Exercise objective>
Transcribe all of the data exactly. Omit the pictures.

Data entries
......
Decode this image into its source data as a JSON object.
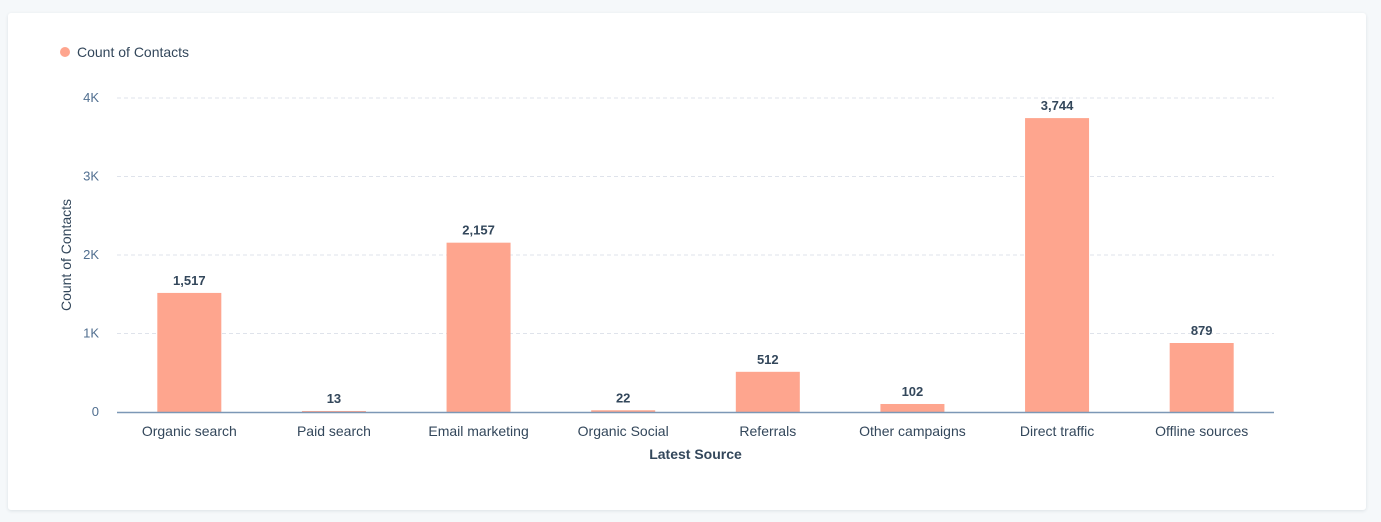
{
  "legend": {
    "label": "Count of Contacts",
    "color": "#fea58e"
  },
  "chart_data": {
    "type": "bar",
    "title": "",
    "categories": [
      "Organic search",
      "Paid search",
      "Email marketing",
      "Organic Social",
      "Referrals",
      "Other campaigns",
      "Direct traffic",
      "Offline sources"
    ],
    "series": [
      {
        "name": "Count of Contacts",
        "values": [
          1517,
          13,
          2157,
          22,
          512,
          102,
          3744,
          879
        ],
        "color": "#fea58e"
      }
    ],
    "value_labels": [
      "1,517",
      "13",
      "2,157",
      "22",
      "512",
      "102",
      "3,744",
      "879"
    ],
    "xlabel": "Latest Source",
    "ylabel": "Count of Contacts",
    "ylim": [
      0,
      4000
    ],
    "yticks": [
      0,
      1000,
      2000,
      3000,
      4000
    ],
    "ytick_labels": [
      "0",
      "1K",
      "2K",
      "3K",
      "4K"
    ],
    "grid": true,
    "legend_position": "top-left"
  }
}
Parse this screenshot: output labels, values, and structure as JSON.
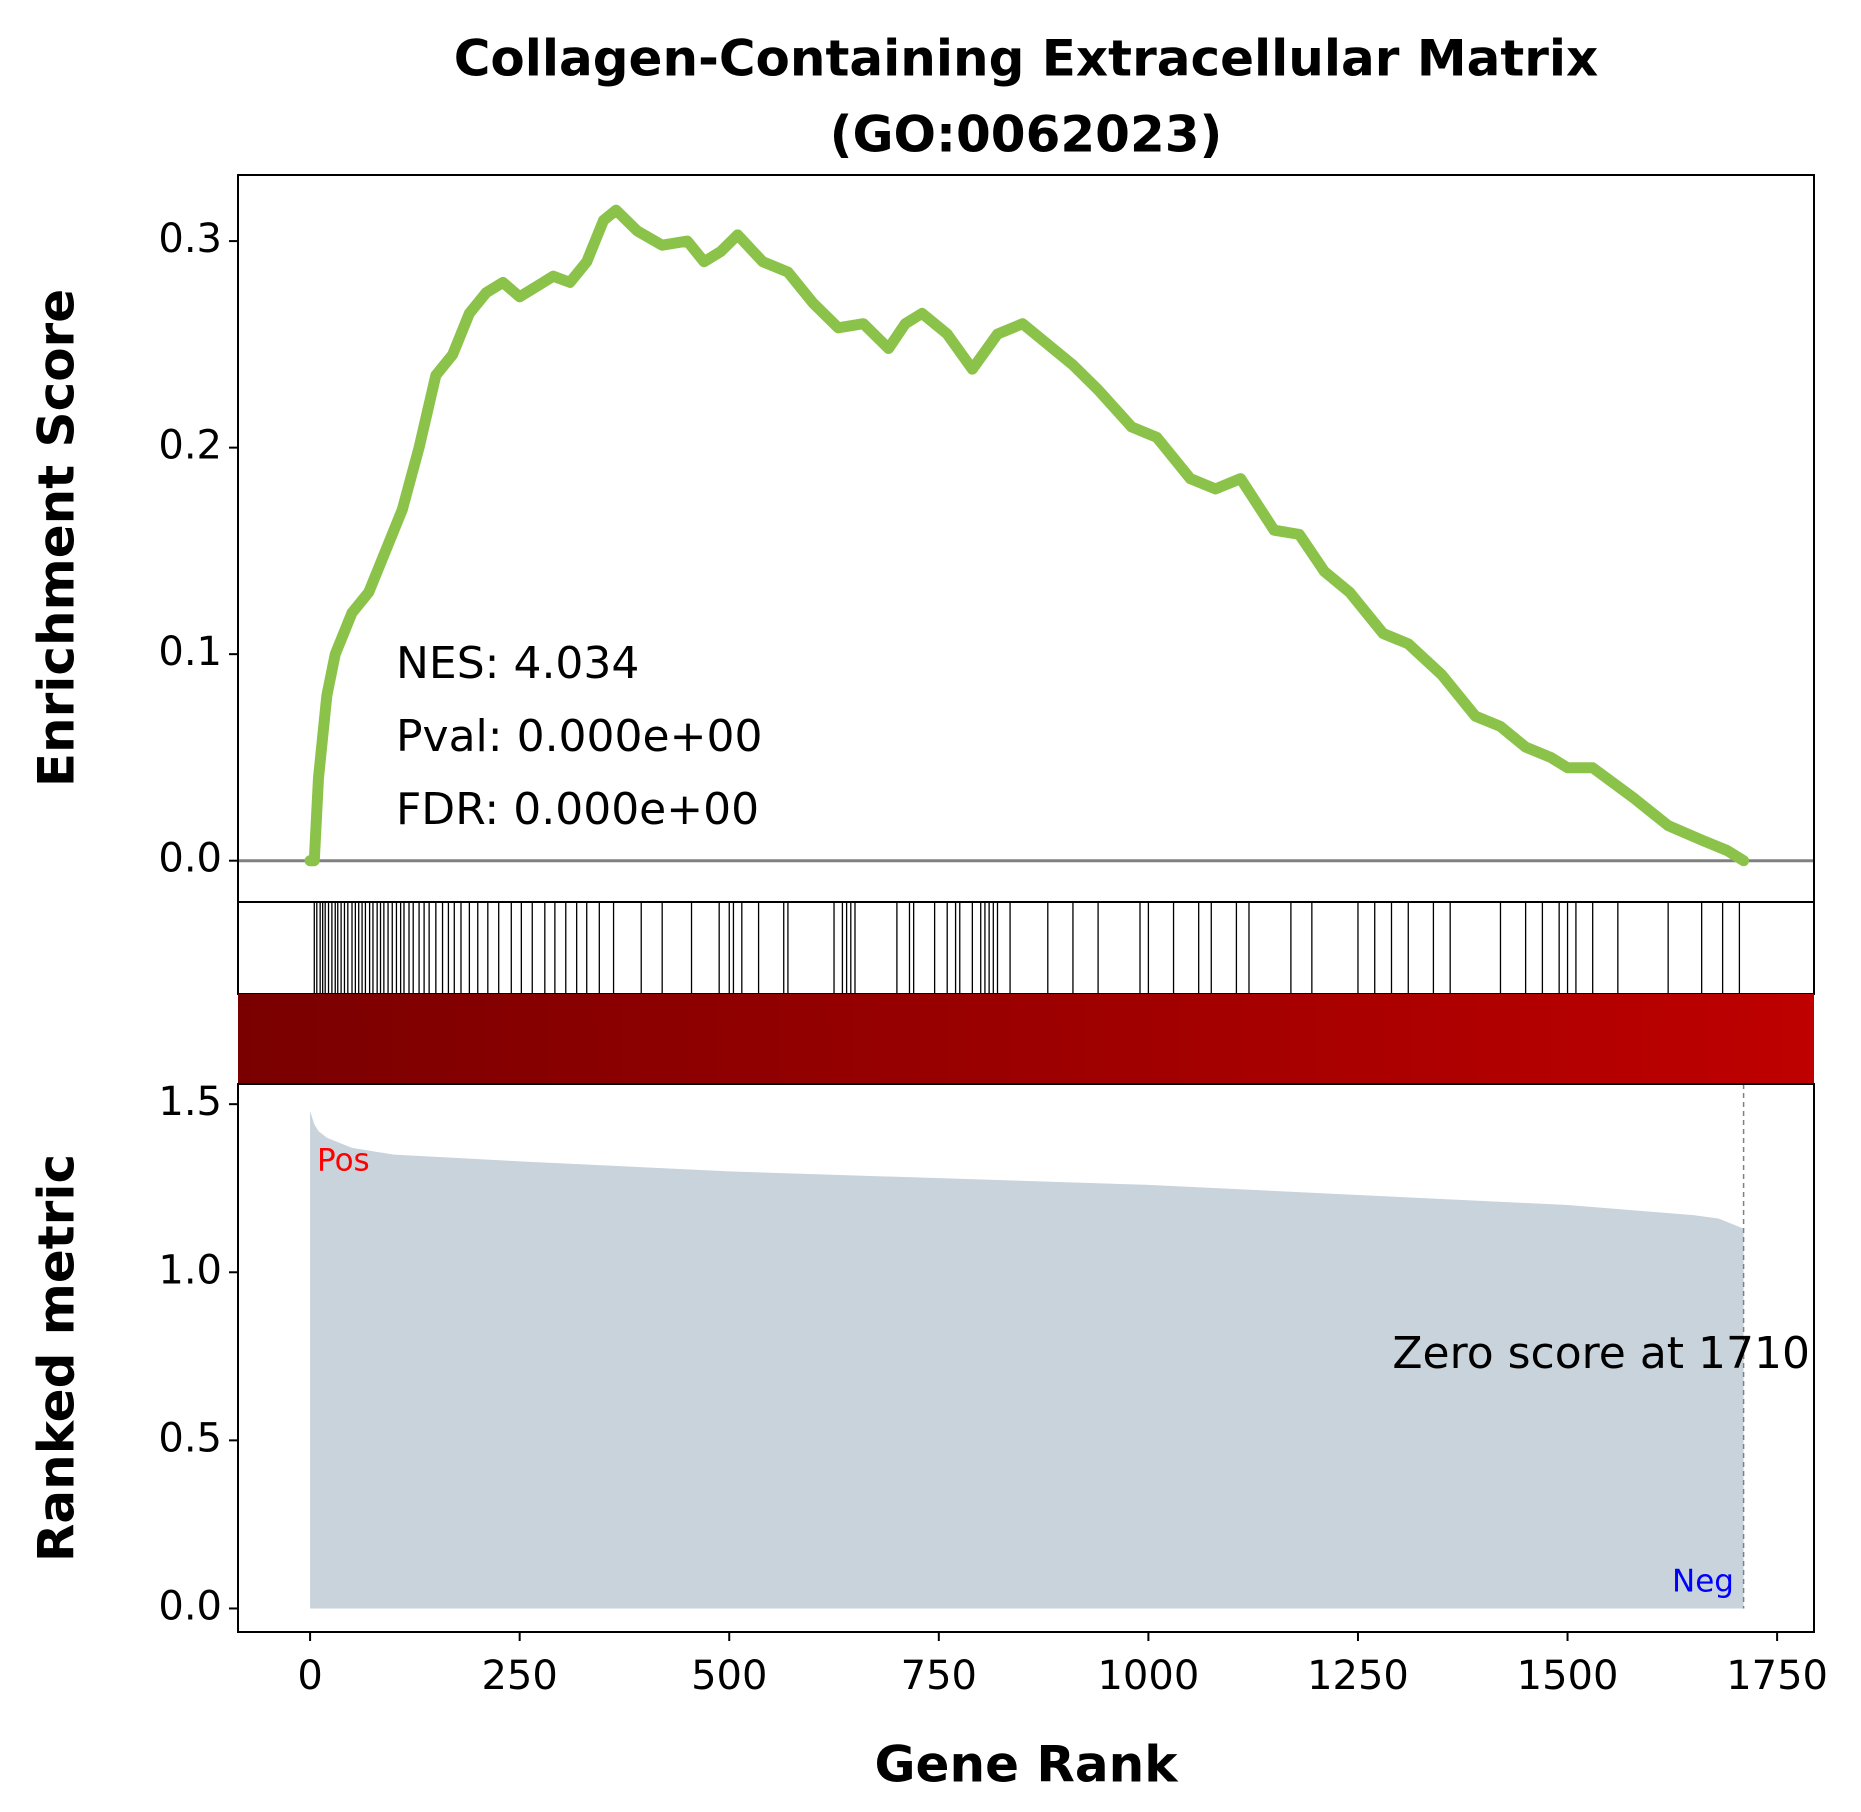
{
  "chart_data": [
    {
      "type": "line",
      "title": [
        "Collagen-Containing Extracellular Matrix",
        "(GO:0062023)"
      ],
      "ylabel": "Enrichment Score",
      "x": [
        0,
        5,
        10,
        20,
        30,
        50,
        70,
        90,
        110,
        130,
        150,
        170,
        190,
        210,
        230,
        250,
        270,
        290,
        310,
        330,
        350,
        365,
        390,
        420,
        450,
        470,
        490,
        510,
        540,
        570,
        600,
        630,
        660,
        690,
        710,
        730,
        760,
        790,
        820,
        850,
        880,
        910,
        940,
        980,
        1010,
        1050,
        1080,
        1110,
        1150,
        1180,
        1210,
        1240,
        1280,
        1310,
        1350,
        1390,
        1420,
        1450,
        1480,
        1500,
        1530,
        1580,
        1620,
        1660,
        1690,
        1710
      ],
      "values": [
        0,
        0,
        0.04,
        0.08,
        0.1,
        0.12,
        0.13,
        0.15,
        0.17,
        0.2,
        0.235,
        0.245,
        0.265,
        0.275,
        0.28,
        0.273,
        0.278,
        0.283,
        0.28,
        0.29,
        0.31,
        0.315,
        0.305,
        0.298,
        0.3,
        0.29,
        0.295,
        0.303,
        0.29,
        0.285,
        0.27,
        0.258,
        0.26,
        0.248,
        0.26,
        0.265,
        0.255,
        0.238,
        0.255,
        0.26,
        0.25,
        0.24,
        0.228,
        0.21,
        0.205,
        0.185,
        0.18,
        0.185,
        0.16,
        0.158,
        0.14,
        0.13,
        0.11,
        0.105,
        0.09,
        0.07,
        0.065,
        0.055,
        0.05,
        0.045,
        0.045,
        0.03,
        0.017,
        0.01,
        0.005,
        0
      ],
      "color": "#8bc34a",
      "xlim": [
        -86,
        1794
      ],
      "ylim": [
        -0.02,
        0.332
      ],
      "yticks": [
        {
          "value": 0,
          "label": "0.0"
        },
        0.1,
        0.2,
        0.3
      ],
      "annotations": [
        "NES: 4.034",
        "Pval: 0.000e+00",
        "FDR: 0.000e+00"
      ]
    },
    {
      "type": "rug",
      "x": [
        5,
        8,
        12,
        15,
        18,
        22,
        26,
        30,
        33,
        37,
        41,
        45,
        50,
        54,
        58,
        62,
        66,
        71,
        75,
        80,
        84,
        88,
        93,
        98,
        103,
        108,
        112,
        118,
        123,
        130,
        136,
        142,
        150,
        158,
        165,
        172,
        180,
        190,
        200,
        212,
        225,
        240,
        252,
        265,
        280,
        292,
        305,
        318,
        330,
        345,
        362,
        395,
        420,
        455,
        488,
        500,
        505,
        515,
        535,
        565,
        570,
        625,
        635,
        640,
        645,
        650,
        700,
        715,
        720,
        745,
        760,
        770,
        775,
        790,
        800,
        805,
        810,
        815,
        820,
        835,
        880,
        910,
        940,
        990,
        1000,
        1030,
        1060,
        1075,
        1105,
        1120,
        1170,
        1195,
        1250,
        1270,
        1290,
        1310,
        1340,
        1360,
        1420,
        1450,
        1470,
        1490,
        1500,
        1510,
        1530,
        1560,
        1620,
        1660,
        1685,
        1705
      ],
      "xlim": [
        -86,
        1794
      ]
    },
    {
      "type": "area",
      "ylabel": "Ranked metric",
      "xlabel": "Gene Rank",
      "x": [
        0,
        5,
        10,
        20,
        50,
        100,
        250,
        500,
        750,
        1000,
        1250,
        1500,
        1600,
        1650,
        1680,
        1700,
        1710
      ],
      "values": [
        1.48,
        1.44,
        1.42,
        1.4,
        1.37,
        1.35,
        1.33,
        1.3,
        1.28,
        1.26,
        1.23,
        1.2,
        1.18,
        1.17,
        1.16,
        1.14,
        1.13
      ],
      "color": "#c8d3dc",
      "colorbar": [
        "#7a0000",
        "#be0000"
      ],
      "xlim": [
        -86,
        1794
      ],
      "ylim": [
        -0.07,
        1.56
      ],
      "xticks": [
        0,
        250,
        500,
        750,
        1000,
        1250,
        1500,
        1750
      ],
      "yticks": [
        {
          "value": 0,
          "label": "0.0"
        },
        0.5,
        {
          "value": 1,
          "label": "1.0"
        },
        1.5
      ],
      "pos_label": "Pos",
      "neg_label": "Neg",
      "zero_score_text": "Zero score at 1710",
      "zero_score_at": 1710
    }
  ]
}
......
Answer to this problem>
Decode this image into its source data as a JSON object.
{
  "legend": {
    "label": "Count of Contacts",
    "color": "#fea58e"
  },
  "chart_data": {
    "type": "bar",
    "title": "",
    "categories": [
      "Organic search",
      "Paid search",
      "Email marketing",
      "Organic Social",
      "Referrals",
      "Other campaigns",
      "Direct traffic",
      "Offline sources"
    ],
    "series": [
      {
        "name": "Count of Contacts",
        "values": [
          1517,
          13,
          2157,
          22,
          512,
          102,
          3744,
          879
        ],
        "color": "#fea58e"
      }
    ],
    "value_labels": [
      "1,517",
      "13",
      "2,157",
      "22",
      "512",
      "102",
      "3,744",
      "879"
    ],
    "xlabel": "Latest Source",
    "ylabel": "Count of Contacts",
    "ylim": [
      0,
      4000
    ],
    "yticks": [
      0,
      1000,
      2000,
      3000,
      4000
    ],
    "ytick_labels": [
      "0",
      "1K",
      "2K",
      "3K",
      "4K"
    ],
    "grid": true,
    "legend_position": "top-left"
  }
}
Parse this screenshot: output labels, values, and structure as JSON.
{
  "chart_data": [
    {
      "type": "line",
      "title": [
        "Collagen-Containing Extracellular Matrix",
        "(GO:0062023)"
      ],
      "ylabel": "Enrichment Score",
      "x": [
        0,
        5,
        10,
        20,
        30,
        50,
        70,
        90,
        110,
        130,
        150,
        170,
        190,
        210,
        230,
        250,
        270,
        290,
        310,
        330,
        350,
        365,
        390,
        420,
        450,
        470,
        490,
        510,
        540,
        570,
        600,
        630,
        660,
        690,
        710,
        730,
        760,
        790,
        820,
        850,
        880,
        910,
        940,
        980,
        1010,
        1050,
        1080,
        1110,
        1150,
        1180,
        1210,
        1240,
        1280,
        1310,
        1350,
        1390,
        1420,
        1450,
        1480,
        1500,
        1530,
        1580,
        1620,
        1660,
        1690,
        1710
      ],
      "values": [
        0,
        0,
        0.04,
        0.08,
        0.1,
        0.12,
        0.13,
        0.15,
        0.17,
        0.2,
        0.235,
        0.245,
        0.265,
        0.275,
        0.28,
        0.273,
        0.278,
        0.283,
        0.28,
        0.29,
        0.31,
        0.315,
        0.305,
        0.298,
        0.3,
        0.29,
        0.295,
        0.303,
        0.29,
        0.285,
        0.27,
        0.258,
        0.26,
        0.248,
        0.26,
        0.265,
        0.255,
        0.238,
        0.255,
        0.26,
        0.25,
        0.24,
        0.228,
        0.21,
        0.205,
        0.185,
        0.18,
        0.185,
        0.16,
        0.158,
        0.14,
        0.13,
        0.11,
        0.105,
        0.09,
        0.07,
        0.065,
        0.055,
        0.05,
        0.045,
        0.045,
        0.03,
        0.017,
        0.01,
        0.005,
        0
      ],
      "color": "#8bc34a",
      "xlim": [
        -86,
        1794
      ],
      "ylim": [
        -0.02,
        0.332
      ],
      "yticks": [
        {
          "value": 0,
          "label": "0.0"
        },
        0.1,
        0.2,
        0.3
      ],
      "annotations": [
        "NES: 4.034",
        "Pval: 0.000e+00",
        "FDR: 0.000e+00"
      ]
    },
    {
      "type": "rug",
      "x": [
        5,
        8,
        12,
        15,
        18,
        22,
        26,
        30,
        33,
        37,
        41,
        45,
        50,
        54,
        58,
        62,
        66,
        71,
        75,
        80,
        84,
        88,
        93,
        98,
        103,
        108,
        112,
        118,
        123,
        130,
        136,
        142,
        150,
        158,
        165,
        172,
        180,
        190,
        200,
        212,
        225,
        240,
        252,
        265,
        280,
        292,
        305,
        318,
        330,
        345,
        362,
        395,
        420,
        455,
        488,
        500,
        505,
        515,
        535,
        565,
        570,
        625,
        635,
        640,
        645,
        650,
        700,
        715,
        720,
        745,
        760,
        770,
        775,
        790,
        800,
        805,
        810,
        815,
        820,
        835,
        880,
        910,
        940,
        990,
        1000,
        1030,
        1060,
        1075,
        1105,
        1120,
        1170,
        1195,
        1250,
        1270,
        1290,
        1310,
        1340,
        1360,
        1420,
        1450,
        1470,
        1490,
        1500,
        1510,
        1530,
        1560,
        1620,
        1660,
        1685,
        1705
      ],
      "xlim": [
        -86,
        1794
      ]
    },
    {
      "type": "area",
      "ylabel": "Ranked metric",
      "xlabel": "Gene Rank",
      "x": [
        0,
        5,
        10,
        20,
        50,
        100,
        250,
        500,
        750,
        1000,
        1250,
        1500,
        1600,
        1650,
        1680,
        1700,
        1710
      ],
      "values": [
        1.48,
        1.44,
        1.42,
        1.4,
        1.37,
        1.35,
        1.33,
        1.3,
        1.28,
        1.26,
        1.23,
        1.2,
        1.18,
        1.17,
        1.16,
        1.14,
        1.13
      ],
      "color": "#c8d3dc",
      "colorbar": [
        "#7a0000",
        "#be0000"
      ],
      "xlim": [
        -86,
        1794
      ],
      "ylim": [
        -0.07,
        1.56
      ],
      "xticks": [
        0,
        250,
        500,
        750,
        1000,
        1250,
        1500,
        1750
      ],
      "yticks": [
        {
          "value": 0,
          "label": "0.0"
        },
        0.5,
        {
          "value": 1,
          "label": "1.0"
        },
        1.5
      ],
      "pos_label": "Pos",
      "neg_label": "Neg",
      "zero_score_text": "Zero score at 1710",
      "zero_score_at": 1710
    }
  ]
}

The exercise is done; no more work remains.